(begin)

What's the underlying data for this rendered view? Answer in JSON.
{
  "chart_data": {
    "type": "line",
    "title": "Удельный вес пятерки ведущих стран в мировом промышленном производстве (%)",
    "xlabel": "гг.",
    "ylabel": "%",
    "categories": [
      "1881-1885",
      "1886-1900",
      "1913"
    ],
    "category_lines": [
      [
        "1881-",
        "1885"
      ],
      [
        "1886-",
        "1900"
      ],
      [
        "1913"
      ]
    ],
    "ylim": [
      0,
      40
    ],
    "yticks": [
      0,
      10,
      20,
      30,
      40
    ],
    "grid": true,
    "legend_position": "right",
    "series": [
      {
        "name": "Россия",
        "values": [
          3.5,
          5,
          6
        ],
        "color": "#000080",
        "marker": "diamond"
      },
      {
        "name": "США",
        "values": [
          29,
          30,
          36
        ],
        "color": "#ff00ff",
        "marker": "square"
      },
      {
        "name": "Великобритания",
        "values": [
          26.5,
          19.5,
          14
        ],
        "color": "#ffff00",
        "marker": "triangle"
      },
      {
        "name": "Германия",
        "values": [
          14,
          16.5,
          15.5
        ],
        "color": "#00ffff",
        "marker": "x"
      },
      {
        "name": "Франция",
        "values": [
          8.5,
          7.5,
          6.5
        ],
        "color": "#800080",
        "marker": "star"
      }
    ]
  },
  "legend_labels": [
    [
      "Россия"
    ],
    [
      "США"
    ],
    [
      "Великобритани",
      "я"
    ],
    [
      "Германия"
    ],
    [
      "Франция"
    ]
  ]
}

(end)

[What the task requires] Every line of the data above should be reproduced word for word.

[Result]
What's the underlying data for this rendered view? Answer in JSON.
{
  "chart_data": {
    "type": "line",
    "title": "Удельный вес пятерки ведущих стран в мировом промышленном производстве (%)",
    "xlabel": "гг.",
    "ylabel": "%",
    "categories": [
      "1881-1885",
      "1886-1900",
      "1913"
    ],
    "category_lines": [
      [
        "1881-",
        "1885"
      ],
      [
        "1886-",
        "1900"
      ],
      [
        "1913"
      ]
    ],
    "ylim": [
      0,
      40
    ],
    "yticks": [
      0,
      10,
      20,
      30,
      40
    ],
    "grid": true,
    "legend_position": "right",
    "series": [
      {
        "name": "Россия",
        "values": [
          3.5,
          5,
          6
        ],
        "color": "#000080",
        "marker": "diamond"
      },
      {
        "name": "США",
        "values": [
          29,
          30,
          36
        ],
        "color": "#ff00ff",
        "marker": "square"
      },
      {
        "name": "Великобритания",
        "values": [
          26.5,
          19.5,
          14
        ],
        "color": "#ffff00",
        "marker": "triangle"
      },
      {
        "name": "Германия",
        "values": [
          14,
          16.5,
          15.5
        ],
        "color": "#00ffff",
        "marker": "x"
      },
      {
        "name": "Франция",
        "values": [
          8.5,
          7.5,
          6.5
        ],
        "color": "#800080",
        "marker": "star"
      }
    ]
  },
  "legend_labels": [
    [
      "Россия"
    ],
    [
      "США"
    ],
    [
      "Великобритани",
      "я"
    ],
    [
      "Германия"
    ],
    [
      "Франция"
    ]
  ]
}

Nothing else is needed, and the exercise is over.